GOAL >>
Filter the entries, keeping every line with the word "Machine".

LISTED RECORDS >>
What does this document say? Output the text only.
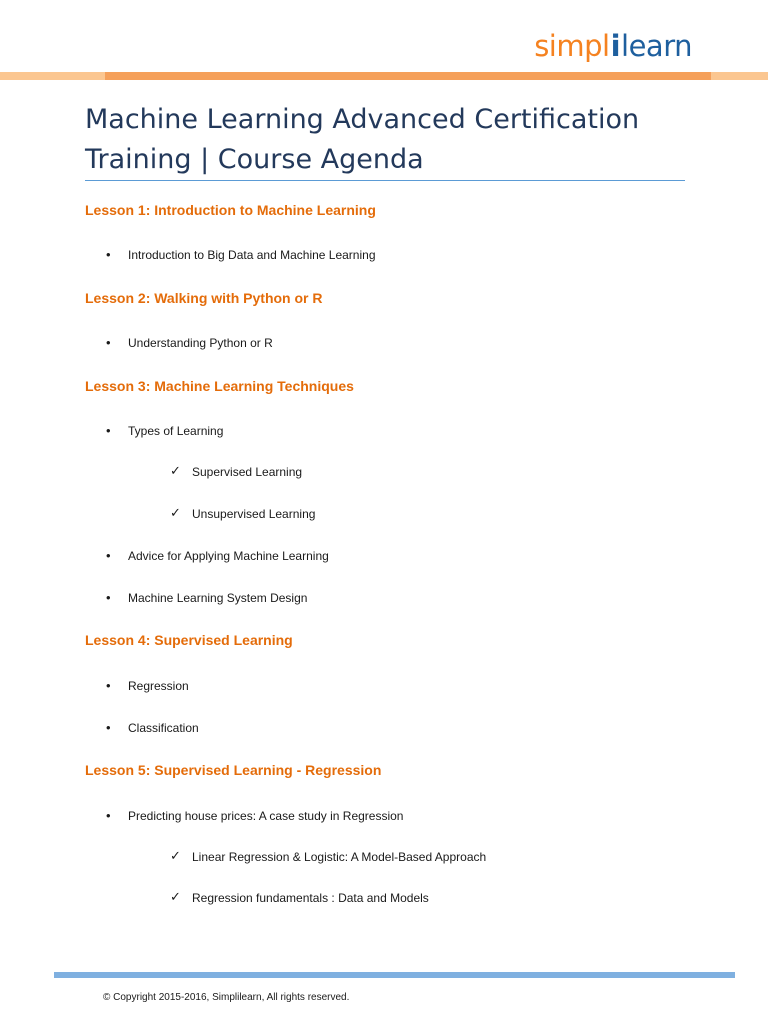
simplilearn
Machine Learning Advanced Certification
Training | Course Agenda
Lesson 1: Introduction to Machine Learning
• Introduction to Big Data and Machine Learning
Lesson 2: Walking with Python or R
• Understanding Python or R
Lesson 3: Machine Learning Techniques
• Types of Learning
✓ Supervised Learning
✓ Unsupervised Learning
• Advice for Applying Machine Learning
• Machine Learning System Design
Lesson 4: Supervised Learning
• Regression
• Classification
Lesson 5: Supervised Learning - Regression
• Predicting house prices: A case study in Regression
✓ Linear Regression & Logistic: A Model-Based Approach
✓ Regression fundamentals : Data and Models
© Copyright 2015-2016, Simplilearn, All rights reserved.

==

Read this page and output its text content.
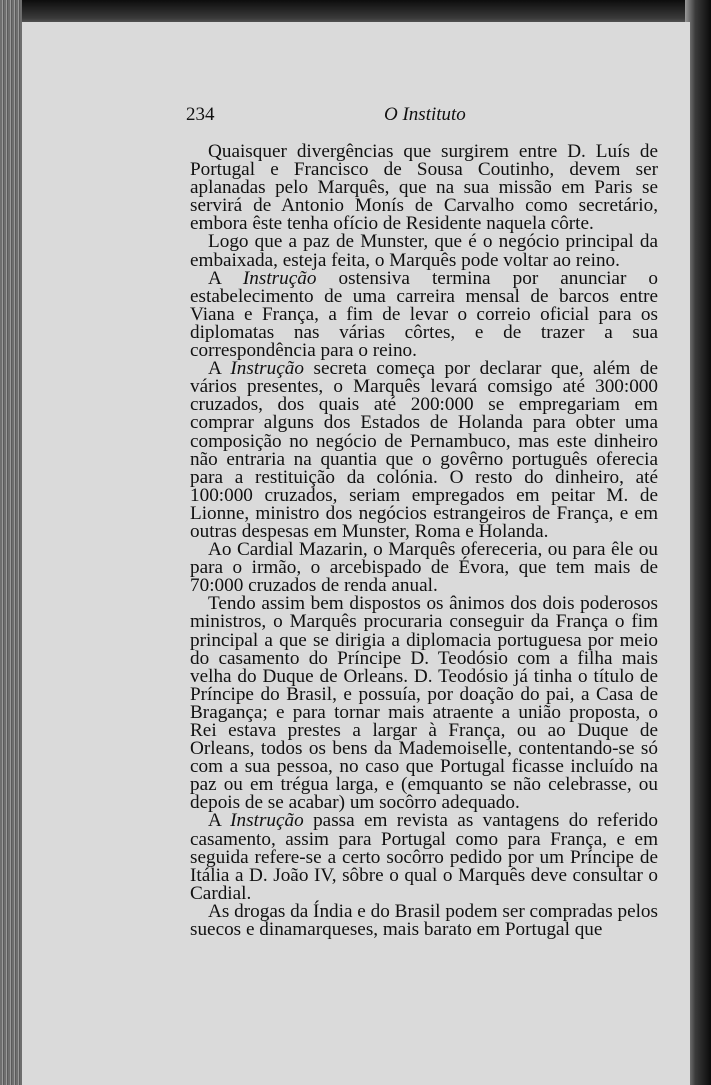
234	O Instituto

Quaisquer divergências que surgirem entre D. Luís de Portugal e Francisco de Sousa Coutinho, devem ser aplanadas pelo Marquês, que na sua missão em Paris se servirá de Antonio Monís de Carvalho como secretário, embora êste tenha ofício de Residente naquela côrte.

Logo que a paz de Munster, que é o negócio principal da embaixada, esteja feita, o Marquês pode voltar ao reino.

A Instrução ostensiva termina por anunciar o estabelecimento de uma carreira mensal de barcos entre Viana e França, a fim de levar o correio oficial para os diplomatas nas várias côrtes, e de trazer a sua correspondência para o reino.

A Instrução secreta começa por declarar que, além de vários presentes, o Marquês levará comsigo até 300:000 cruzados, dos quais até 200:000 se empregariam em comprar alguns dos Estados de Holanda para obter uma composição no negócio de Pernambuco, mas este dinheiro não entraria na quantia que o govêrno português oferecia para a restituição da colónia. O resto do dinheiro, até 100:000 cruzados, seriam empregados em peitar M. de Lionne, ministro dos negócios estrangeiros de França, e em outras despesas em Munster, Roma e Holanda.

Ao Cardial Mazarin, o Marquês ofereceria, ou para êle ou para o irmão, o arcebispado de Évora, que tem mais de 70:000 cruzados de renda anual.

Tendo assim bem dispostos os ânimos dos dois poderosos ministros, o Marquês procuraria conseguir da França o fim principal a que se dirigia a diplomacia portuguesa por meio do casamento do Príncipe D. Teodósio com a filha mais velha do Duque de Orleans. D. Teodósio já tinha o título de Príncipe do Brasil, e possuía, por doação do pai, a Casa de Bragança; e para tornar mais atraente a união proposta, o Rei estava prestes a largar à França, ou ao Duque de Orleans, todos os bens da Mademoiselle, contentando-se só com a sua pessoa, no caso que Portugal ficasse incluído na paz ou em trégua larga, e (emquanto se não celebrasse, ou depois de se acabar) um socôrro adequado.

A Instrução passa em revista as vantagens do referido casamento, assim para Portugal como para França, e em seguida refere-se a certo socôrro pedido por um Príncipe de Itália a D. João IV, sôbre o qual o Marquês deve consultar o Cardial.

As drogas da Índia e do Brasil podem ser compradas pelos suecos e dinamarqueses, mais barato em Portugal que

ANSWER BELOW >>
Machine Learning Advanced Certification
Lesson 1: Introduction to Machine Learning
• Introduction to Big Data and Machine Learning
Lesson 3: Machine Learning Techniques
• Advice for Applying Machine Learning
• Machine Learning System Design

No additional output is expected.